### Given exercise
Extract all lines in the data that contain the word "JSON".

### Provided records

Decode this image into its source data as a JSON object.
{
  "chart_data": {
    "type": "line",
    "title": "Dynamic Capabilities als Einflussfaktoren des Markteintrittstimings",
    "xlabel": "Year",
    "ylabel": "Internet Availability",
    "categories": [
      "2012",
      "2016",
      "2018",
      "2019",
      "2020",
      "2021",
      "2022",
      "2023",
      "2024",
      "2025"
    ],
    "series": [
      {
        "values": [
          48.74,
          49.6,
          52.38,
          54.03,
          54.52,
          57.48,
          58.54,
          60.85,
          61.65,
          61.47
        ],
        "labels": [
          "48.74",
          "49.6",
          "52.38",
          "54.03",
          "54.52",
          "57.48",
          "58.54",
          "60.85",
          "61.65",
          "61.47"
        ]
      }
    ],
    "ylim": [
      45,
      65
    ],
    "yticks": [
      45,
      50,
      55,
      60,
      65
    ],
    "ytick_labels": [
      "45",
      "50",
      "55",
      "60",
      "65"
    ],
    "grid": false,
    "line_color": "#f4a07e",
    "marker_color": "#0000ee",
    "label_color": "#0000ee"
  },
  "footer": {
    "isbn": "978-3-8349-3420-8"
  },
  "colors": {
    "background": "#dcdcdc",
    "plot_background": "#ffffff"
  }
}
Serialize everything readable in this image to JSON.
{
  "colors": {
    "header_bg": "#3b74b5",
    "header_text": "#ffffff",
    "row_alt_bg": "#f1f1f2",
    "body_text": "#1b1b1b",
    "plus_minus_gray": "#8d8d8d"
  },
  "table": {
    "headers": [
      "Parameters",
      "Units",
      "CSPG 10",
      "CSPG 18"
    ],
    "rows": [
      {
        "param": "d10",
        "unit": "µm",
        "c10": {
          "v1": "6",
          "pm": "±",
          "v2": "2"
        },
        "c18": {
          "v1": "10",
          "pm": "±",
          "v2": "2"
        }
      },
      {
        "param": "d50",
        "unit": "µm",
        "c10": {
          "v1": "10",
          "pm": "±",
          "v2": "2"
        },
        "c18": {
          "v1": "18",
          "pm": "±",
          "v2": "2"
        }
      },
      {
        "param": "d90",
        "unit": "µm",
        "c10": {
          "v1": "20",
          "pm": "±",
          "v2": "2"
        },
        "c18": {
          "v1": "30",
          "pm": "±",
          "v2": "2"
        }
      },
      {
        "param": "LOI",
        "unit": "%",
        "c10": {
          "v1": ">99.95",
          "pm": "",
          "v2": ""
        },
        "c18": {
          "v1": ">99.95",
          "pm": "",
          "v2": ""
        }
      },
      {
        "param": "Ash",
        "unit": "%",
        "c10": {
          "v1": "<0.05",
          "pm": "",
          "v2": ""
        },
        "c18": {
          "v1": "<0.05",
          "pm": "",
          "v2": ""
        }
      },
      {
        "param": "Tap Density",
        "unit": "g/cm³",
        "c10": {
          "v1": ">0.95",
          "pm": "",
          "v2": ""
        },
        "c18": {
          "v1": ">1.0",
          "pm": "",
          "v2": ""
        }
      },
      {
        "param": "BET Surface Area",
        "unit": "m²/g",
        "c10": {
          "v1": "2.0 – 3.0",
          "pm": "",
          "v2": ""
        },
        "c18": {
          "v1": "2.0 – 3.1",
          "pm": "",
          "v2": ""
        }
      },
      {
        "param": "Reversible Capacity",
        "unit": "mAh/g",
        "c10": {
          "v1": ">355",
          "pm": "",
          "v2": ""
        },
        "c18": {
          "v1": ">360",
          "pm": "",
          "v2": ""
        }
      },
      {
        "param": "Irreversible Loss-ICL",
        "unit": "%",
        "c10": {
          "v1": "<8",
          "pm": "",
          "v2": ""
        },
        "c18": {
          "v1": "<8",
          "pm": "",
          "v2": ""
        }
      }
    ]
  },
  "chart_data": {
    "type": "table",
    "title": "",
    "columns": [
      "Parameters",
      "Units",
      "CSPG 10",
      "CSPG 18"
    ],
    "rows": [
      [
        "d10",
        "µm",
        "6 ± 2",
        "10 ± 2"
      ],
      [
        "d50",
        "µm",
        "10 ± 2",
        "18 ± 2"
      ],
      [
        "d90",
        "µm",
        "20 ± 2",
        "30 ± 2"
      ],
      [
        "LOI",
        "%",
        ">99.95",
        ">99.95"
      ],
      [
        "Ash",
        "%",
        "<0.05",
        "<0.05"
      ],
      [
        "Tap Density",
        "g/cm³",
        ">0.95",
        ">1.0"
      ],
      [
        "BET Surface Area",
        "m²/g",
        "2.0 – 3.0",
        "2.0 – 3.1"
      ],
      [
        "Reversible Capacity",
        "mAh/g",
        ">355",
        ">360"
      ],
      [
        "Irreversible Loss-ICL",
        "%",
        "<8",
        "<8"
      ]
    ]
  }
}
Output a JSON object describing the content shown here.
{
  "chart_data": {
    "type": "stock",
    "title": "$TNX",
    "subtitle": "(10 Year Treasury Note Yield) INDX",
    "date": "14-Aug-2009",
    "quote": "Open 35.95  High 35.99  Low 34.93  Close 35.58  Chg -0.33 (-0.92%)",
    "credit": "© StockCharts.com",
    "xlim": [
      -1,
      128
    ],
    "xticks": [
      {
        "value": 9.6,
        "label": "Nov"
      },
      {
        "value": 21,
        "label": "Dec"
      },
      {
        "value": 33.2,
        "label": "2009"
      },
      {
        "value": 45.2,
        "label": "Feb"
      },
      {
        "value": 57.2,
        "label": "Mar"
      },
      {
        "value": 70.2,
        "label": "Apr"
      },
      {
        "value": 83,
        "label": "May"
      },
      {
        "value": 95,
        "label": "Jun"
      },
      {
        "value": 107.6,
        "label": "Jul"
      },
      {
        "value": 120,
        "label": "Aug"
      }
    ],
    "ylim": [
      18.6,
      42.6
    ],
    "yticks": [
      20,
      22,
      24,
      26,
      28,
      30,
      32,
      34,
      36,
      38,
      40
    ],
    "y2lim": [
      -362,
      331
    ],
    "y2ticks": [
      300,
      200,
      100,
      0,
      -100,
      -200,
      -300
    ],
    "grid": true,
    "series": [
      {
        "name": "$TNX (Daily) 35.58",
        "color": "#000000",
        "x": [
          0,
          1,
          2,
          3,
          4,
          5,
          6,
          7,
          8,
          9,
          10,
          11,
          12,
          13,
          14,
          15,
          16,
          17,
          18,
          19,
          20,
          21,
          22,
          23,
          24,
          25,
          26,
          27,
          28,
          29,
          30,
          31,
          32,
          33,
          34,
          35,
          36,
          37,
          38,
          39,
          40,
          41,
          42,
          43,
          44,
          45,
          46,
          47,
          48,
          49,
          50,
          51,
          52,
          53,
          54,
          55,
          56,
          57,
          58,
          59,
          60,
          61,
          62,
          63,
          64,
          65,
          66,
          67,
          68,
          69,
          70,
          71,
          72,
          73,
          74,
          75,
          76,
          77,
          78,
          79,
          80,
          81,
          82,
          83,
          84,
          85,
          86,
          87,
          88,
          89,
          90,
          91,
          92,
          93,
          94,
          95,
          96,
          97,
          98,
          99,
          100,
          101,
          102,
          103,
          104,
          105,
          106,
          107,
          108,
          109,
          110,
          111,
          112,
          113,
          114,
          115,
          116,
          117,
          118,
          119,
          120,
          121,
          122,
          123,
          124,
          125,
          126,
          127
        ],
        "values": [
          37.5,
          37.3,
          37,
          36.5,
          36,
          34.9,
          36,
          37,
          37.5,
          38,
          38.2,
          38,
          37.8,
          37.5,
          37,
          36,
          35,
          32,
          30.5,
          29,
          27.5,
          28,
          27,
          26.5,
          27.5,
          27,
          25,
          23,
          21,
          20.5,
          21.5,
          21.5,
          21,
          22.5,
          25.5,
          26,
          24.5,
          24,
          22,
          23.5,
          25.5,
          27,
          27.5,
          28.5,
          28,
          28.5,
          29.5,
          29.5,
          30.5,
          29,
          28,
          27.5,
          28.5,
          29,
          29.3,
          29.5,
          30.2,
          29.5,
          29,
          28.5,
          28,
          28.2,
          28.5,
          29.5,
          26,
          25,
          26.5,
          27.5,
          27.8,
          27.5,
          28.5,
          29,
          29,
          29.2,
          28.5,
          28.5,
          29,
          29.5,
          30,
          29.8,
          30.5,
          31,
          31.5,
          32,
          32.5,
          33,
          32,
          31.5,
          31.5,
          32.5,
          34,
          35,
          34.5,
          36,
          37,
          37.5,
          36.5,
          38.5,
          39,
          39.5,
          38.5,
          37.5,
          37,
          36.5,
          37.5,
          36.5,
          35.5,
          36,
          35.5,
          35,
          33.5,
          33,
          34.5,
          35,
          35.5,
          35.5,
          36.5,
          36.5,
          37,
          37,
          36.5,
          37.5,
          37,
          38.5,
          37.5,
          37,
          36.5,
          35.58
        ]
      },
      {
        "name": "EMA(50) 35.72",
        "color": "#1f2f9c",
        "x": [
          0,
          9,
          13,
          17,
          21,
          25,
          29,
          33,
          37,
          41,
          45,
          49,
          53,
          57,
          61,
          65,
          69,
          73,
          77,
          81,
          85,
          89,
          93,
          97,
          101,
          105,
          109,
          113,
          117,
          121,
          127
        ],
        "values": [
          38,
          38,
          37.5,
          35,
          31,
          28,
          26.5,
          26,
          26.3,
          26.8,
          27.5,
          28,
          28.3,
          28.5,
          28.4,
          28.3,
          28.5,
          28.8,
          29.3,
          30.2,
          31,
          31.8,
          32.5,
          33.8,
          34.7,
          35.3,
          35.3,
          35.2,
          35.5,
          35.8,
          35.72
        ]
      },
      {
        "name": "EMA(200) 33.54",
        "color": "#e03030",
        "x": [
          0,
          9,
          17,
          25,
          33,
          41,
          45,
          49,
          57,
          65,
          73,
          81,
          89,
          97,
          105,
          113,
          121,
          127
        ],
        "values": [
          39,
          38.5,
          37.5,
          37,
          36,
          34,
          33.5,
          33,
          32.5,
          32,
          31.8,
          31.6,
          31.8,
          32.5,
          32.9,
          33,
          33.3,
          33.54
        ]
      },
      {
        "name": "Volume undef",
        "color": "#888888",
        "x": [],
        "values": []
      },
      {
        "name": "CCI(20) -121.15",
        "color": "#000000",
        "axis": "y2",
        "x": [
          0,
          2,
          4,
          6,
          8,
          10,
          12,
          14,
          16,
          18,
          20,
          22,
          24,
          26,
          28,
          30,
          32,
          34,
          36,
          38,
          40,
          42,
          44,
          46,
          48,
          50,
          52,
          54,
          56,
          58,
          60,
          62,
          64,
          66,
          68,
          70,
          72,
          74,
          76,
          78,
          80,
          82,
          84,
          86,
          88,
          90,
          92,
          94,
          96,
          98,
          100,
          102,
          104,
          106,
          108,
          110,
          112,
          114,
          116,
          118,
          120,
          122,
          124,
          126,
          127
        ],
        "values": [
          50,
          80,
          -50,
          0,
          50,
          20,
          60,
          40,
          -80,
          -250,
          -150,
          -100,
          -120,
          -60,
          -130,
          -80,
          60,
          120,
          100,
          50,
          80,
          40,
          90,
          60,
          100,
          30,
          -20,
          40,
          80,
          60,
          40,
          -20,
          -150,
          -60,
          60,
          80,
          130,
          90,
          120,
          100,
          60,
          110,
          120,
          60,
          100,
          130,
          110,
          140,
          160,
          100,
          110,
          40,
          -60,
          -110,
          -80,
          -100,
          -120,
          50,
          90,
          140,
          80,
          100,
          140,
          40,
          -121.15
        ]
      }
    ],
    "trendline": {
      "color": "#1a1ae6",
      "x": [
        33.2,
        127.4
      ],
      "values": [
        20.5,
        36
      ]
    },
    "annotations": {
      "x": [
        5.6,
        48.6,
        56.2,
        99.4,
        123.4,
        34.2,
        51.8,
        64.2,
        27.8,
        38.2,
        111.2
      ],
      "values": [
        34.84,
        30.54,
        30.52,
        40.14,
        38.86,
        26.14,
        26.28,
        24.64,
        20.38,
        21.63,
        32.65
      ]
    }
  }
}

### Output of the task
Decode this image into its source data as a JSON object.
Serialize everything readable in this image to JSON.
Output a JSON object describing the content shown here.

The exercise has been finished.